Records

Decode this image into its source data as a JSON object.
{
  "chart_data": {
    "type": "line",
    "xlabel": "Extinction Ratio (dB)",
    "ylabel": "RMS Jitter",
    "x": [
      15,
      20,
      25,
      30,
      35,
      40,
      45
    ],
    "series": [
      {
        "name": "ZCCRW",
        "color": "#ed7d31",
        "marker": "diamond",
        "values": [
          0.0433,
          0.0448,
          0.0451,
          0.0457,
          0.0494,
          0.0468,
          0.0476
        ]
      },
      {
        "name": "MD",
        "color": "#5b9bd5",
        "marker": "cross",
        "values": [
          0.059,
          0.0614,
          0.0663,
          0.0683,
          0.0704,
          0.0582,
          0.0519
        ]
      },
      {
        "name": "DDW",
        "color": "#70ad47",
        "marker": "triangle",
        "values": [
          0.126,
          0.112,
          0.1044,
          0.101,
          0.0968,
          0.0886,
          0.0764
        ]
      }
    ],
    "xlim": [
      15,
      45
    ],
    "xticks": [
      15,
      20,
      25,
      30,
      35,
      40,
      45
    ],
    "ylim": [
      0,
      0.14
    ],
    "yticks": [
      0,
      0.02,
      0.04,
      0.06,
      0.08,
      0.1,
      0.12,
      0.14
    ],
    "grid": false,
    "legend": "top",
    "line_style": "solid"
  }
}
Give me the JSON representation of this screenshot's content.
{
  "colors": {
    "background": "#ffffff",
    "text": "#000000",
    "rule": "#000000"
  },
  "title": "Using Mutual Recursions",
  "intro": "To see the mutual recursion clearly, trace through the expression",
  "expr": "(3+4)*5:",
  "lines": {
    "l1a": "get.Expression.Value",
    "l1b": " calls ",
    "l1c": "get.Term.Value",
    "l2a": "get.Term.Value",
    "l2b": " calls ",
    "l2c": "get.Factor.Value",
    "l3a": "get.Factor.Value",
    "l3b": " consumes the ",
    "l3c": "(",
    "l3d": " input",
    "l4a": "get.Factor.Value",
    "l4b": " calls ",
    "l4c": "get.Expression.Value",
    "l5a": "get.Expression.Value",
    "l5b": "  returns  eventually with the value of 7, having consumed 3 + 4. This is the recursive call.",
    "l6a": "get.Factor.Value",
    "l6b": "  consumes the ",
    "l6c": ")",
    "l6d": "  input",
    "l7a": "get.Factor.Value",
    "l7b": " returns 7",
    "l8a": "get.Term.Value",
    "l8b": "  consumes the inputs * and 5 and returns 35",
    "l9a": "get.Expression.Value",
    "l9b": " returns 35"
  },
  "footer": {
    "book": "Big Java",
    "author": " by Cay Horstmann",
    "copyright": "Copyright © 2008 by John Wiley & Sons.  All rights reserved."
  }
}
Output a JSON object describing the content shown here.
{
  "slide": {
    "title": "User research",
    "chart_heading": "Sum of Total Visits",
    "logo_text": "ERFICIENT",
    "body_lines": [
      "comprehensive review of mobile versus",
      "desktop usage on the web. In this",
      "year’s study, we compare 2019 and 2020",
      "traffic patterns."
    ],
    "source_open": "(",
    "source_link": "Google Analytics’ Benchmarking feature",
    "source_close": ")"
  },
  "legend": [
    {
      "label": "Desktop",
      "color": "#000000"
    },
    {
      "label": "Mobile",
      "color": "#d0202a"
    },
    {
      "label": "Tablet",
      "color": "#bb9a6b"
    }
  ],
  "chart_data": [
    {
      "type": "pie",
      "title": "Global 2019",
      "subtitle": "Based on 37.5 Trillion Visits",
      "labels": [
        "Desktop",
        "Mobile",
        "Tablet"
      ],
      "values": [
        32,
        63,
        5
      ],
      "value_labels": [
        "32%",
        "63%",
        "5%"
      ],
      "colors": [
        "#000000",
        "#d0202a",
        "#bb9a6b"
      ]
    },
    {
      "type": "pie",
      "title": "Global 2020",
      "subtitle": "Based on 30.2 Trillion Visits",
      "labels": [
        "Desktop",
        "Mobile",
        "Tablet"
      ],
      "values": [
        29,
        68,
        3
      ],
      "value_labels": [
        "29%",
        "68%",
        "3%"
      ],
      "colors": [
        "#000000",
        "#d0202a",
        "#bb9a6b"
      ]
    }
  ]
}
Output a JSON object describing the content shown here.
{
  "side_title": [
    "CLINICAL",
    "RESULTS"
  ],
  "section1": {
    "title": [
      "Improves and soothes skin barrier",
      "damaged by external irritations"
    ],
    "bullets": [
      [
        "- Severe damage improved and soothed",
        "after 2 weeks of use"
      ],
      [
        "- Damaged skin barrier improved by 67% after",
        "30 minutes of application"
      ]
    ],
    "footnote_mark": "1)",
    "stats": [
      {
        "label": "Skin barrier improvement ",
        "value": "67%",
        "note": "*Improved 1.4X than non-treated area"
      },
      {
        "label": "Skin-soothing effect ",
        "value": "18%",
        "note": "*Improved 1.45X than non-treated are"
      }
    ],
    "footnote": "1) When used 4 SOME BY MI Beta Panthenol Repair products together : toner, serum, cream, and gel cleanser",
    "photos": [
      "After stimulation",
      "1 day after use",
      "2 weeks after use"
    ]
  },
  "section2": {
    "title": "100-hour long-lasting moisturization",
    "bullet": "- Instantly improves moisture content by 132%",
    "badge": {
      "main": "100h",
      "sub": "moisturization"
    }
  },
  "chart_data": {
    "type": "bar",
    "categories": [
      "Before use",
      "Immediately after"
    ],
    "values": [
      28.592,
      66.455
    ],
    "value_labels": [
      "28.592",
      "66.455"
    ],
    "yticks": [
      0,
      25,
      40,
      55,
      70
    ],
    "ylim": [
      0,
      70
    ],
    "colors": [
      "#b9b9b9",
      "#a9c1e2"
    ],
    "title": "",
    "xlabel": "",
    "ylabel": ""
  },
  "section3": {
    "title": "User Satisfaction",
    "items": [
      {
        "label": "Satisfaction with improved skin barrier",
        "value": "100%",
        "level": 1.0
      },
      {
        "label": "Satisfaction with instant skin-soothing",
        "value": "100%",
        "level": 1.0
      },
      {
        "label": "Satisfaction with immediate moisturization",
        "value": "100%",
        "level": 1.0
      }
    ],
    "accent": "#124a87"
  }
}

Given task:
Sift through the entries and copy every line with "weeks".

Complete answer:
        "after 2 weeks of use"
      "2 weeks after use"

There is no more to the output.